======== Recorded information ========

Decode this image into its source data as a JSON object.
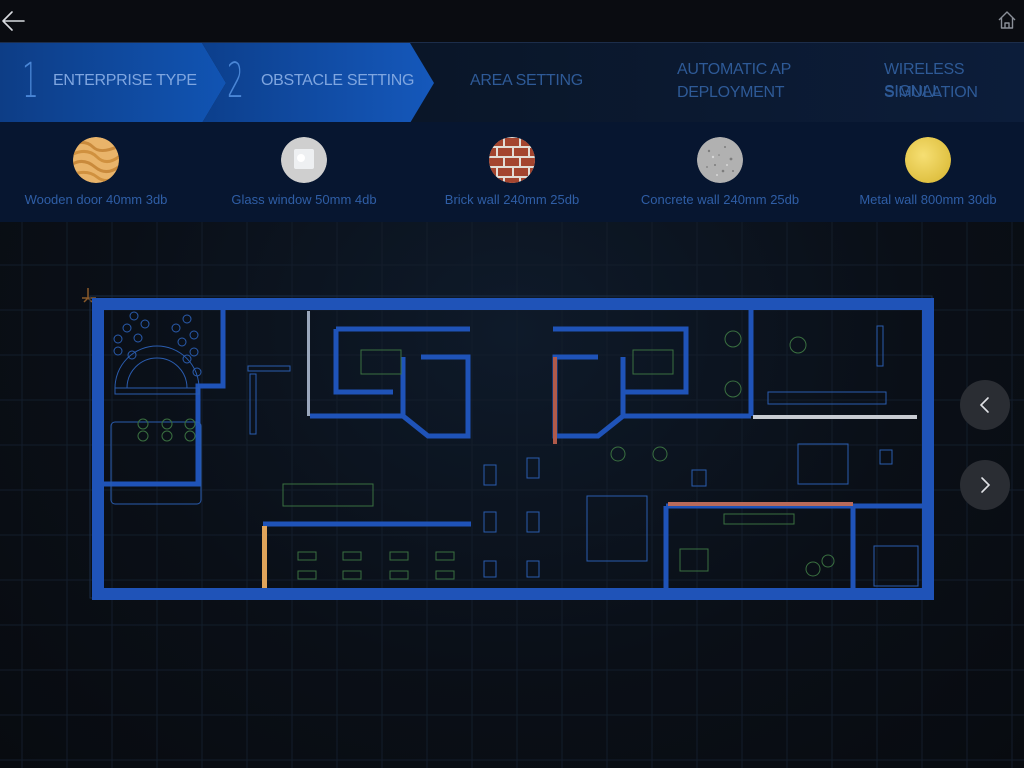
{
  "topbar": {
    "back_icon": "arrow-left-icon",
    "home_icon": "home-icon"
  },
  "steps": [
    {
      "number": "1",
      "label": "ENTERPRISE TYPE",
      "state": "completed"
    },
    {
      "number": "2",
      "label": "OBSTACLE SETTING",
      "state": "active"
    },
    {
      "number": "",
      "label": "AREA SETTING",
      "state": "inactive"
    },
    {
      "number": "",
      "label_line1": "AUTOMATIC AP",
      "label_line2": "DEPLOYMENT",
      "state": "inactive"
    },
    {
      "number": "",
      "label_line1": "WIRELESS SIGNAL",
      "label_line2": "SIMULATION",
      "state": "inactive"
    }
  ],
  "materials": [
    {
      "name": "Wooden door 40mm 3db",
      "icon": "wood-texture-icon",
      "color": "#e3a85a"
    },
    {
      "name": "Glass window 50mm 4db",
      "icon": "glass-texture-icon",
      "color": "#c9c9c9"
    },
    {
      "name": "Brick wall 240mm 25db",
      "icon": "brick-texture-icon",
      "color": "#9a4430"
    },
    {
      "name": "Concrete wall 240mm 25db",
      "icon": "concrete-texture-icon",
      "color": "#a9a9a9"
    },
    {
      "name": "Metal wall 800mm 30db",
      "icon": "metal-texture-icon",
      "color": "#e8c94c"
    }
  ],
  "floorplan": {
    "wall_color": "#1f53b8",
    "furniture_blue": "#2a5cae",
    "furniture_green": "#3f7a3f",
    "wood_color": "#e0a45a",
    "brick_color": "#b05a4a",
    "glass_color": "#c8ccd2"
  },
  "nav": {
    "prev_icon": "chevron-left-icon",
    "next_icon": "chevron-right-icon"
  }
}
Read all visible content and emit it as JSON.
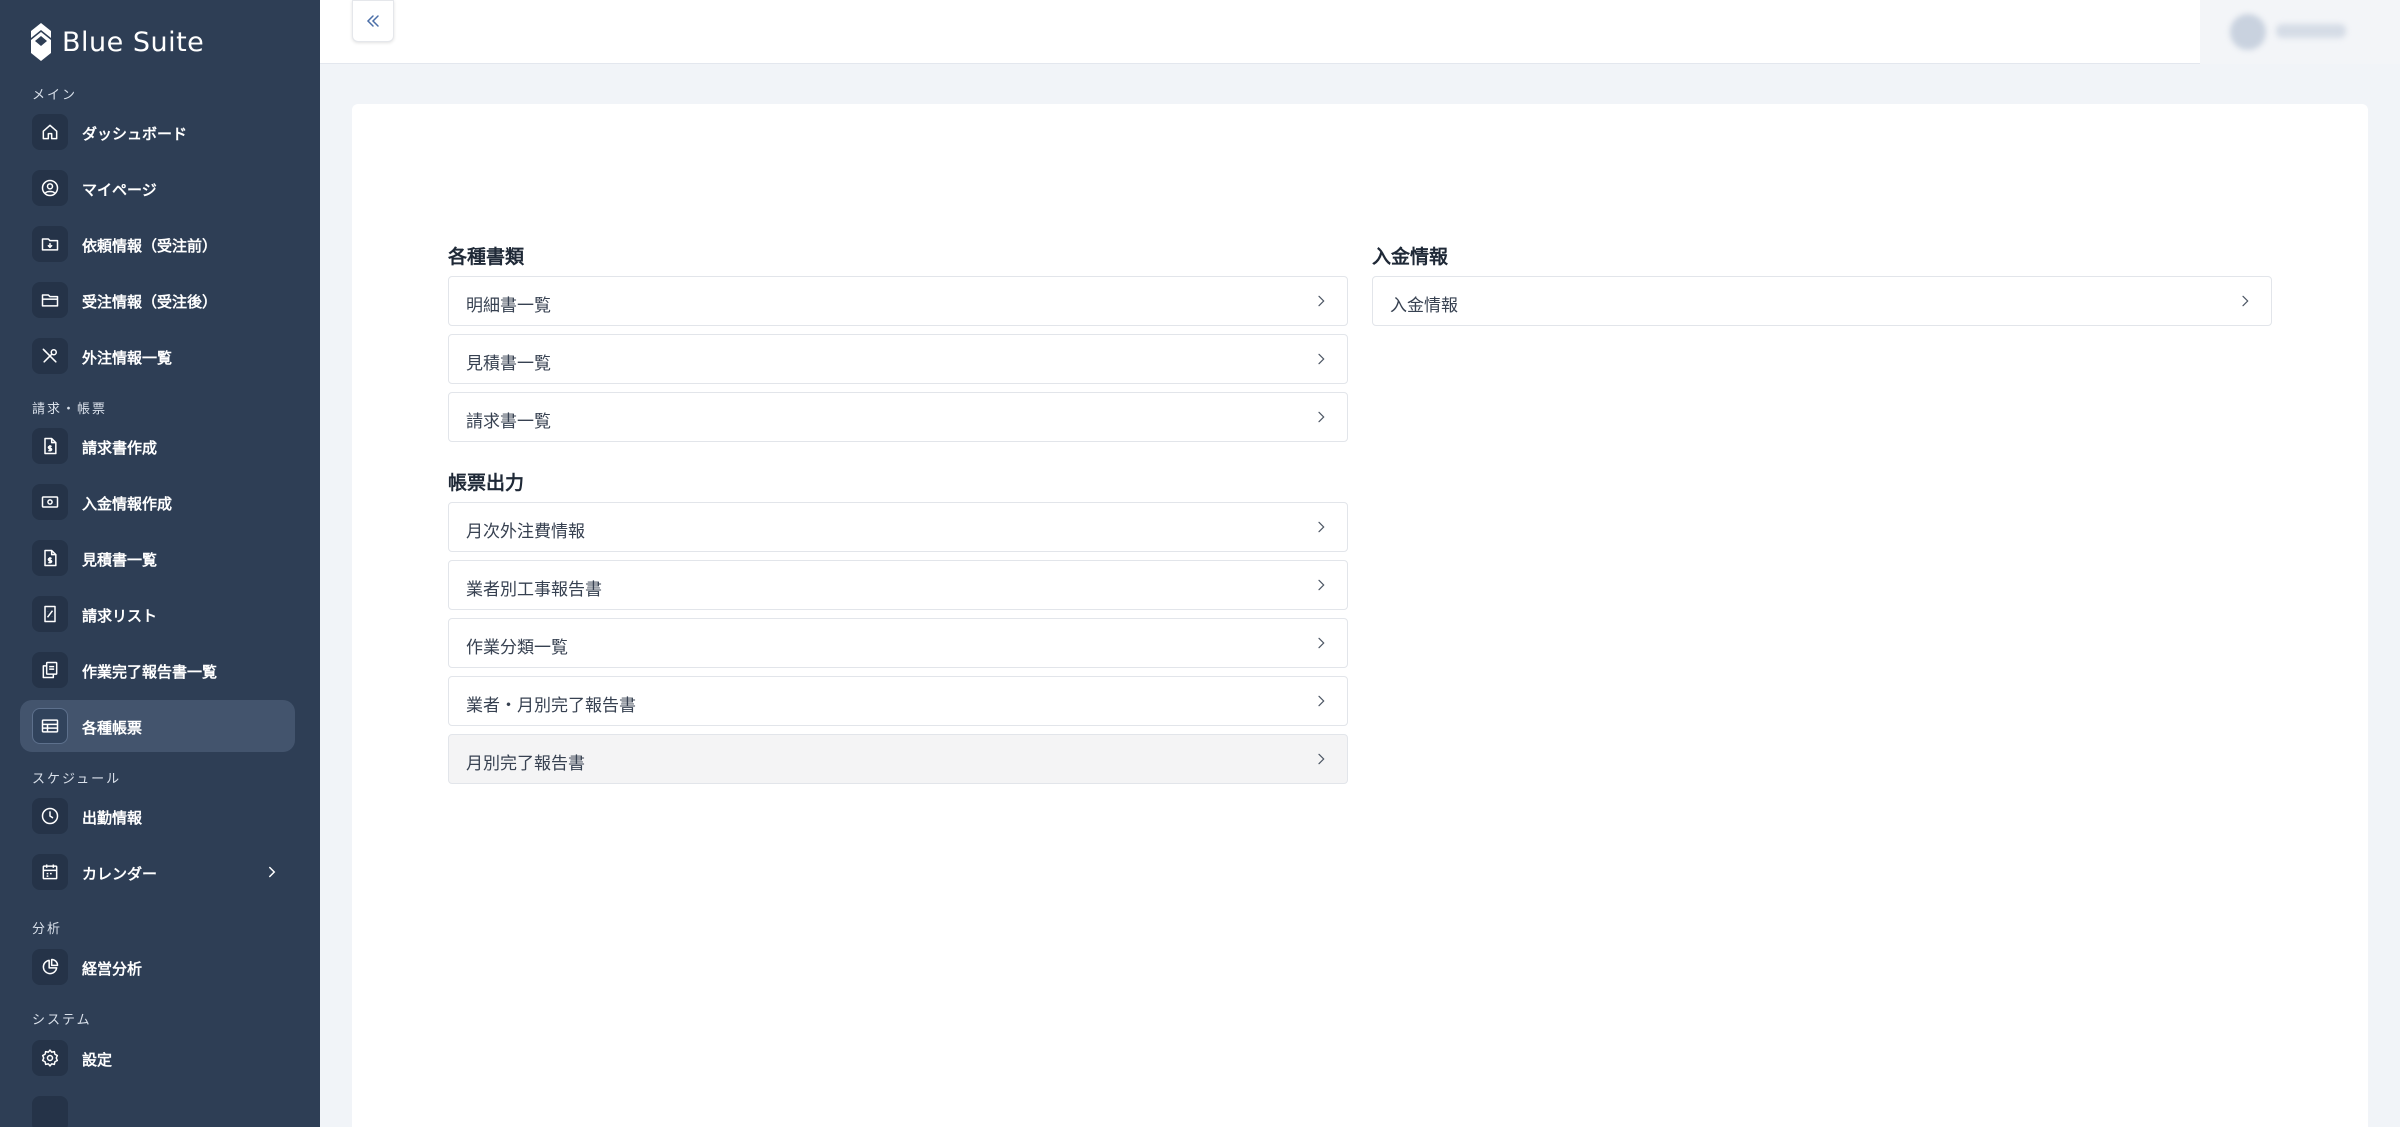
{
  "app": {
    "name": "Blue Suite"
  },
  "sidebar": {
    "sections": {
      "main": "メイン",
      "billing": "請求・帳票",
      "schedule": "スケジュール",
      "analysis": "分析",
      "system": "システム"
    },
    "items": {
      "dashboard": {
        "label": "ダッシュボード",
        "icon": "home-icon"
      },
      "mypage": {
        "label": "マイページ",
        "icon": "user-circle-icon"
      },
      "request_before": {
        "label": "依頼情報（受注前）",
        "icon": "folder-download-icon"
      },
      "order_after": {
        "label": "受注情報（受注後）",
        "icon": "folder-icon"
      },
      "outsourcing": {
        "label": "外注情報一覧",
        "icon": "tools-icon"
      },
      "invoice_create": {
        "label": "請求書作成",
        "icon": "file-dollar-icon"
      },
      "payment_create": {
        "label": "入金情報作成",
        "icon": "cash-icon"
      },
      "estimate_list": {
        "label": "見積書一覧",
        "icon": "file-dollar-icon"
      },
      "invoice_list": {
        "label": "請求リスト",
        "icon": "receipt-icon"
      },
      "completion_reports": {
        "label": "作業完了報告書一覧",
        "icon": "copy-icon"
      },
      "documents": {
        "label": "各種帳票",
        "icon": "table-icon",
        "active": true
      },
      "attendance": {
        "label": "出勤情報",
        "icon": "clock-icon"
      },
      "calendar": {
        "label": "カレンダー",
        "icon": "calendar-icon"
      },
      "business_analysis": {
        "label": "経営分析",
        "icon": "chart-pie-icon"
      },
      "settings": {
        "label": "設定",
        "icon": "gear-icon"
      }
    }
  },
  "main": {
    "groups": {
      "documents": {
        "title": "各種書類",
        "items": [
          "明細書一覧",
          "見積書一覧",
          "請求書一覧"
        ]
      },
      "output": {
        "title": "帳票出力",
        "items": [
          "月次外注費情報",
          "業者別工事報告書",
          "作業分類一覧",
          "業者・月別完了報告書",
          "月別完了報告書"
        ]
      },
      "payment": {
        "title": "入金情報",
        "items": [
          "入金情報"
        ]
      }
    }
  },
  "colors": {
    "sidebar_bg": "#2e3e55",
    "sidebar_active": "#43546d",
    "page_bg": "#f1f4f8",
    "card_bg": "#ffffff"
  }
}
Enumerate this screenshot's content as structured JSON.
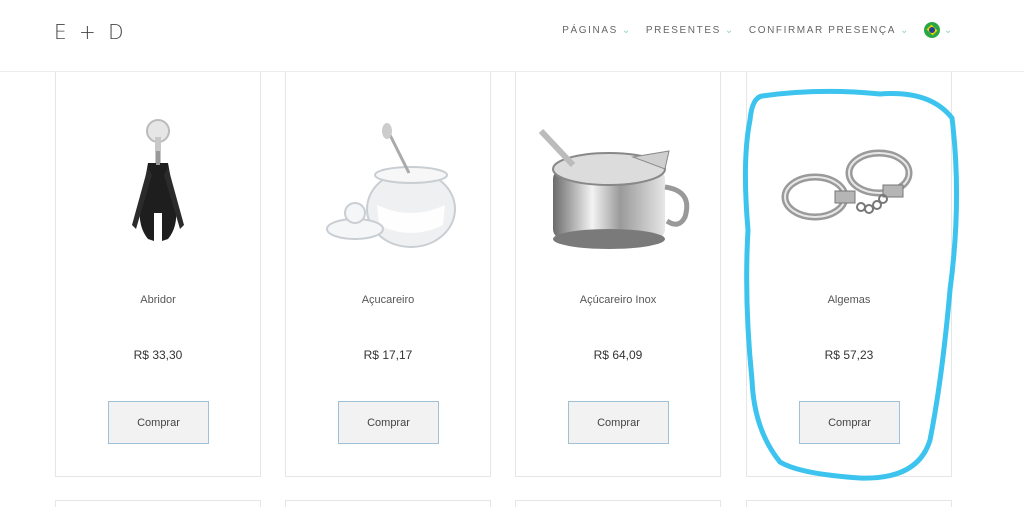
{
  "header": {
    "logo": "E + D",
    "nav": [
      {
        "label": "PÁGINAS"
      },
      {
        "label": "PRESENTES"
      },
      {
        "label": "CONFIRMAR PRESENÇA"
      }
    ],
    "language_flag": "brazil-flag-icon"
  },
  "products": [
    {
      "name": "Abridor",
      "price": "R$ 33,30",
      "button": "Comprar",
      "image": "corkscrew-image"
    },
    {
      "name": "Açucareiro",
      "price": "R$ 17,17",
      "button": "Comprar",
      "image": "sugar-bowl-image"
    },
    {
      "name": "Açúcareiro Inox",
      "price": "R$ 64,09",
      "button": "Comprar",
      "image": "stainless-sugar-bowl-image"
    },
    {
      "name": "Algemas",
      "price": "R$ 57,23",
      "button": "Comprar",
      "image": "handcuffs-image"
    }
  ],
  "colors": {
    "highlight": "#3cc4ef",
    "button_border": "#9fc0d6",
    "nav_chevron": "#8fd3c8"
  }
}
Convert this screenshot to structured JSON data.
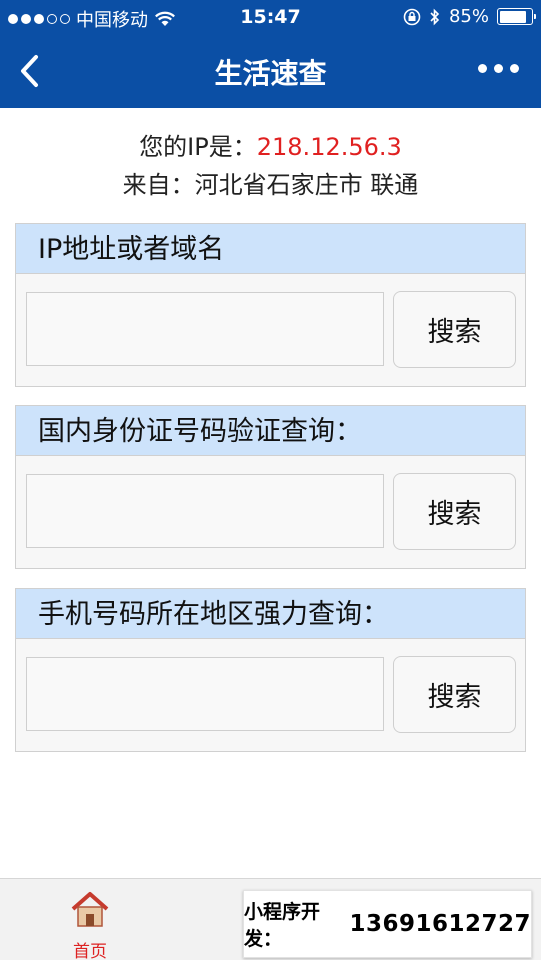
{
  "status_bar": {
    "carrier": "中国移动",
    "time": "15:47",
    "battery_percent": "85%",
    "battery_level": 0.85
  },
  "nav": {
    "title": "生活速查",
    "back_icon": "chevron-left-icon",
    "more_icon": "more-dots-icon"
  },
  "ip_info": {
    "ip_label": "您的IP是：",
    "ip_value": "218.12.56.3",
    "from_label": "来自：",
    "location": "河北省石家庄市 联通"
  },
  "panels": [
    {
      "title": "IP地址或者域名",
      "input_value": "",
      "button_label": "搜索"
    },
    {
      "title": "国内身份证号码验证查询：",
      "input_value": "",
      "button_label": "搜索"
    },
    {
      "title": "手机号码所在地区强力查询：",
      "input_value": "",
      "button_label": "搜索"
    }
  ],
  "tabs": [
    {
      "label": "首页",
      "icon": "home-icon",
      "active": true
    },
    {
      "label": "",
      "icon": "tab-2-icon",
      "active": false
    },
    {
      "label": "",
      "icon": "tab-3-icon",
      "active": false
    }
  ],
  "promo": {
    "label": "小程序开发：",
    "phone": "13691612727"
  },
  "colors": {
    "header_blue": "#0b4fa5",
    "panel_head_bg": "#cde3fb",
    "ip_red": "#e02020",
    "active_tab_red": "#d22222"
  }
}
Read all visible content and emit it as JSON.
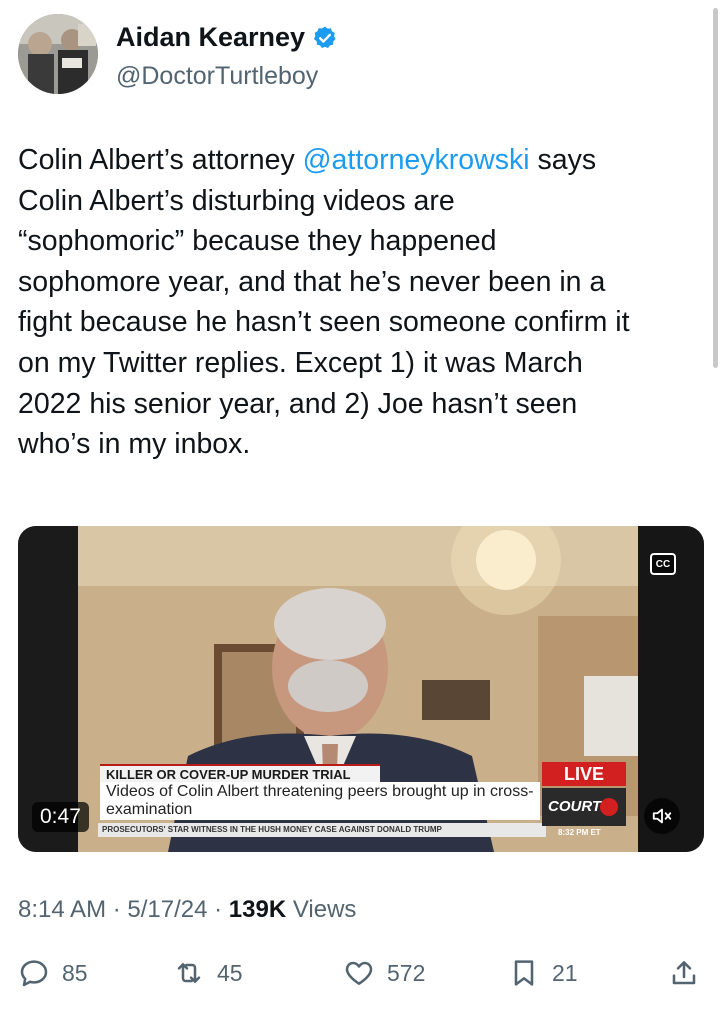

========

**Required work:**
Are you able to set down all the lines above exactly, without any pictures?

**Finished answer:**
Decode this image into its source data as a JSON object.
{
  "topbar": {
    "back_icon": "arrow-left-icon",
    "home_icon": "home-icon"
  },
  "steps": [
    {
      "number": "1",
      "label": "ENTERPRISE TYPE",
      "state": "completed"
    },
    {
      "number": "2",
      "label": "OBSTACLE SETTING",
      "state": "active"
    },
    {
      "number": "",
      "label": "AREA SETTING",
      "state": "inactive"
    },
    {
      "number": "",
      "label_line1": "AUTOMATIC AP",
      "label_line2": "DEPLOYMENT",
      "state": "inactive"
    },
    {
      "number": "",
      "label_line1": "WIRELESS SIGNAL",
      "label_line2": "SIMULATION",
      "state": "inactive"
    }
  ],
  "materials": [
    {
      "name": "Wooden door 40mm 3db",
      "icon": "wood-texture-icon",
      "color": "#e3a85a"
    },
    {
      "name": "Glass window 50mm 4db",
      "icon": "glass-texture-icon",
      "color": "#c9c9c9"
    },
    {
      "name": "Brick wall 240mm 25db",
      "icon": "brick-texture-icon",
      "color": "#9a4430"
    },
    {
      "name": "Concrete wall 240mm 25db",
      "icon": "concrete-texture-icon",
      "color": "#a9a9a9"
    },
    {
      "name": "Metal wall 800mm 30db",
      "icon": "metal-texture-icon",
      "color": "#e8c94c"
    }
  ],
  "floorplan": {
    "wall_color": "#1f53b8",
    "furniture_blue": "#2a5cae",
    "furniture_green": "#3f7a3f",
    "wood_color": "#e0a45a",
    "brick_color": "#b05a4a",
    "glass_color": "#c8ccd2"
  },
  "nav": {
    "prev_icon": "chevron-left-icon",
    "next_icon": "chevron-right-icon"
  }
}
Read all visible content and emit it as JSON.
{
  "app": {
    "name": "Blue Suite"
  },
  "sidebar": {
    "sections": {
      "main": "メイン",
      "billing": "請求・帳票",
      "schedule": "スケジュール",
      "analysis": "分析",
      "system": "システム"
    },
    "items": {
      "dashboard": {
        "label": "ダッシュボード",
        "icon": "home-icon"
      },
      "mypage": {
        "label": "マイページ",
        "icon": "user-circle-icon"
      },
      "request_before": {
        "label": "依頼情報（受注前）",
        "icon": "folder-download-icon"
      },
      "order_after": {
        "label": "受注情報（受注後）",
        "icon": "folder-icon"
      },
      "outsourcing": {
        "label": "外注情報一覧",
        "icon": "tools-icon"
      },
      "invoice_create": {
        "label": "請求書作成",
        "icon": "file-dollar-icon"
      },
      "payment_create": {
        "label": "入金情報作成",
        "icon": "cash-icon"
      },
      "estimate_list": {
        "label": "見積書一覧",
        "icon": "file-dollar-icon"
      },
      "invoice_list": {
        "label": "請求リスト",
        "icon": "receipt-icon"
      },
      "completion_reports": {
        "label": "作業完了報告書一覧",
        "icon": "copy-icon"
      },
      "documents": {
        "label": "各種帳票",
        "icon": "table-icon",
        "active": true
      },
      "attendance": {
        "label": "出勤情報",
        "icon": "clock-icon"
      },
      "calendar": {
        "label": "カレンダー",
        "icon": "calendar-icon"
      },
      "business_analysis": {
        "label": "経営分析",
        "icon": "chart-pie-icon"
      },
      "settings": {
        "label": "設定",
        "icon": "gear-icon"
      }
    }
  },
  "main": {
    "groups": {
      "documents": {
        "title": "各種書類",
        "items": [
          "明細書一覧",
          "見積書一覧",
          "請求書一覧"
        ]
      },
      "output": {
        "title": "帳票出力",
        "items": [
          "月次外注費情報",
          "業者別工事報告書",
          "作業分類一覧",
          "業者・月別完了報告書",
          "月別完了報告書"
        ]
      },
      "payment": {
        "title": "入金情報",
        "items": [
          "入金情報"
        ]
      }
    }
  },
  "colors": {
    "sidebar_bg": "#2e3e55",
    "sidebar_active": "#43546d",
    "page_bg": "#f1f4f8",
    "card_bg": "#ffffff"
  }
}
Enumerate this screenshot's content as structured JSON.
{
  "header": {
    "logo": "E + D",
    "nav": [
      {
        "label": "PÁGINAS"
      },
      {
        "label": "PRESENTES"
      },
      {
        "label": "CONFIRMAR PRESENÇA"
      }
    ],
    "language_flag": "brazil-flag-icon"
  },
  "products": [
    {
      "name": "Abridor",
      "price": "R$ 33,30",
      "button": "Comprar",
      "image": "corkscrew-image"
    },
    {
      "name": "Açucareiro",
      "price": "R$ 17,17",
      "button": "Comprar",
      "image": "sugar-bowl-image"
    },
    {
      "name": "Açúcareiro Inox",
      "price": "R$ 64,09",
      "button": "Comprar",
      "image": "stainless-sugar-bowl-image"
    },
    {
      "name": "Algemas",
      "price": "R$ 57,23",
      "button": "Comprar",
      "image": "handcuffs-image"
    }
  ],
  "colors": {
    "highlight": "#3cc4ef",
    "button_border": "#9fc0d6",
    "nav_chevron": "#8fd3c8"
  }
}
Convert this screenshot to structured JSON data.
{
  "status_bar": {
    "carrier": "中国移动",
    "time": "15:47",
    "battery_percent": "85%",
    "battery_level": 0.85
  },
  "nav": {
    "title": "生活速查",
    "back_icon": "chevron-left-icon",
    "more_icon": "more-dots-icon"
  },
  "ip_info": {
    "ip_label": "您的IP是：",
    "ip_value": "218.12.56.3",
    "from_label": "来自：",
    "location": "河北省石家庄市 联通"
  },
  "panels": [
    {
      "title": "IP地址或者域名",
      "input_value": "",
      "button_label": "搜索"
    },
    {
      "title": "国内身份证号码验证查询：",
      "input_value": "",
      "button_label": "搜索"
    },
    {
      "title": "手机号码所在地区强力查询：",
      "input_value": "",
      "button_label": "搜索"
    }
  ],
  "tabs": [
    {
      "label": "首页",
      "icon": "home-icon",
      "active": true
    },
    {
      "label": "",
      "icon": "tab-2-icon",
      "active": false
    },
    {
      "label": "",
      "icon": "tab-3-icon",
      "active": false
    }
  ],
  "promo": {
    "label": "小程序开发：",
    "phone": "13691612727"
  },
  "colors": {
    "header_blue": "#0b4fa5",
    "panel_head_bg": "#cde3fb",
    "ip_red": "#e02020",
    "active_tab_red": "#d22222"
  }
}
Read all visible content and emit it as JSON.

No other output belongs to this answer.